**Raw records**
---+---

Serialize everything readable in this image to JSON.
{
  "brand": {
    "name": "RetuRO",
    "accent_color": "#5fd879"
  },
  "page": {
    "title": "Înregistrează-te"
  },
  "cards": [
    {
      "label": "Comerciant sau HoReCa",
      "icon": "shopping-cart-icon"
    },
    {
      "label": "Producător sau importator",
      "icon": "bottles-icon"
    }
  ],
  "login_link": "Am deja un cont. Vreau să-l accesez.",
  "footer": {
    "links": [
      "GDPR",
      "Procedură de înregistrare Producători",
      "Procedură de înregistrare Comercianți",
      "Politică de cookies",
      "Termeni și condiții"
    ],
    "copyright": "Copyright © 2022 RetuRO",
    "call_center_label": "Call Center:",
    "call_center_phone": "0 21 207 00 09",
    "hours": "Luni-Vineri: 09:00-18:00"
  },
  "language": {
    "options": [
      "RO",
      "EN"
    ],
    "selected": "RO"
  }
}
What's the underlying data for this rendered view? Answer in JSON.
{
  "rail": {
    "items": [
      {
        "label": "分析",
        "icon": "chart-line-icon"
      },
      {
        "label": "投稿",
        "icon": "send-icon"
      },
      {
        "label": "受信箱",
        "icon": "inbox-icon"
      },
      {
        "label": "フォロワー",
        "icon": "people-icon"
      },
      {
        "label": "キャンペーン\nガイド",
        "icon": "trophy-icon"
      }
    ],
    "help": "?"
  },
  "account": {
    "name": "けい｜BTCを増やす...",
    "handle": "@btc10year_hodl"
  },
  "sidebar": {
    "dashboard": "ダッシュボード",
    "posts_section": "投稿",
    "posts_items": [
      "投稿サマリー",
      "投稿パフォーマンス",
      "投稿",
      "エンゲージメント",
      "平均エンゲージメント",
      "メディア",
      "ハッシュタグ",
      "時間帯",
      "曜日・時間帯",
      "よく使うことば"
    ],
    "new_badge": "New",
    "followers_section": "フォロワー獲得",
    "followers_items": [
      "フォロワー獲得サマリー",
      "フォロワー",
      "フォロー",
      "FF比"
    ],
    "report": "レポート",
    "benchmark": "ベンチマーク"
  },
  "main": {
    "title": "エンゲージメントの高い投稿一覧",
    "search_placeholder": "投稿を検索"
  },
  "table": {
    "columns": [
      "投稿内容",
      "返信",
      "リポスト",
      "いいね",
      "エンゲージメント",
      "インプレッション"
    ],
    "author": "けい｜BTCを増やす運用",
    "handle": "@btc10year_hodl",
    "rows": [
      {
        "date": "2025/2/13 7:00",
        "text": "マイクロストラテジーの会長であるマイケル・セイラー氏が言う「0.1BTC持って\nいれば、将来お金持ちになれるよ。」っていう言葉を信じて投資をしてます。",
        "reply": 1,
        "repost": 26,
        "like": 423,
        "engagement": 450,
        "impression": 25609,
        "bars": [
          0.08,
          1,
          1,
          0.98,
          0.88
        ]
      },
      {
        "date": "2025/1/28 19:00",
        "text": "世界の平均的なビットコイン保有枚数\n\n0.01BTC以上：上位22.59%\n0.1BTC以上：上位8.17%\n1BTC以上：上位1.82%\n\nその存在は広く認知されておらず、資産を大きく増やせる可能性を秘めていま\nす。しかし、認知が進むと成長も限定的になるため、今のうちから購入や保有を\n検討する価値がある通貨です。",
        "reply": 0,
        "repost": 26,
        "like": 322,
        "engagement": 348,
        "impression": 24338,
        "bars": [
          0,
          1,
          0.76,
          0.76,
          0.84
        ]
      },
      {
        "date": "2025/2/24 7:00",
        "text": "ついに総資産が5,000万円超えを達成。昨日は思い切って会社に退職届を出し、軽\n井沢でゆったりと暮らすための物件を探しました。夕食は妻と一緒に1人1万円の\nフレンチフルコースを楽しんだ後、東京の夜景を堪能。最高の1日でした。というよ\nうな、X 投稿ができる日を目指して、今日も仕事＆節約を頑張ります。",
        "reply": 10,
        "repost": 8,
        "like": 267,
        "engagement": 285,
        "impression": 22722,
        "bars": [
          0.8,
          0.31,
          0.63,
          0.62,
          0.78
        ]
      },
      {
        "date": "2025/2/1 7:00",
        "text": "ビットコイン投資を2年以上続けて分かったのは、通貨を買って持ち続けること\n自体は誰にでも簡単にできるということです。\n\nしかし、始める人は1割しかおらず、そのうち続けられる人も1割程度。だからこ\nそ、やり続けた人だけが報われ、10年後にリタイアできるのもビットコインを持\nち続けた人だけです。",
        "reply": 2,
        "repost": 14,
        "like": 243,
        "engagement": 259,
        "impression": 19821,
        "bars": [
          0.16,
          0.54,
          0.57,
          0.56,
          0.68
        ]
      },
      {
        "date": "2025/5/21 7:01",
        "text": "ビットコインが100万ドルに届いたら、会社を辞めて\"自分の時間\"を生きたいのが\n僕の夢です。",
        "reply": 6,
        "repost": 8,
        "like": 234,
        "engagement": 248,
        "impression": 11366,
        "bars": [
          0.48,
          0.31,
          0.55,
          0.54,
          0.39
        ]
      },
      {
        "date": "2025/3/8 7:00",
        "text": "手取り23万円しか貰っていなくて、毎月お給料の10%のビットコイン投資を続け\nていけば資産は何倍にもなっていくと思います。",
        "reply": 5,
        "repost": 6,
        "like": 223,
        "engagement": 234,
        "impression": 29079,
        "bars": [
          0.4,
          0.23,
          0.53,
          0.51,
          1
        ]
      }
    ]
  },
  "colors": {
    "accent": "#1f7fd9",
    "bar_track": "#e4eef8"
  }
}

---+---

**Problem**
Of the lines in the records, determine how many contain the word "înregistrare", and report that number alone.

**Response for this exercise**
2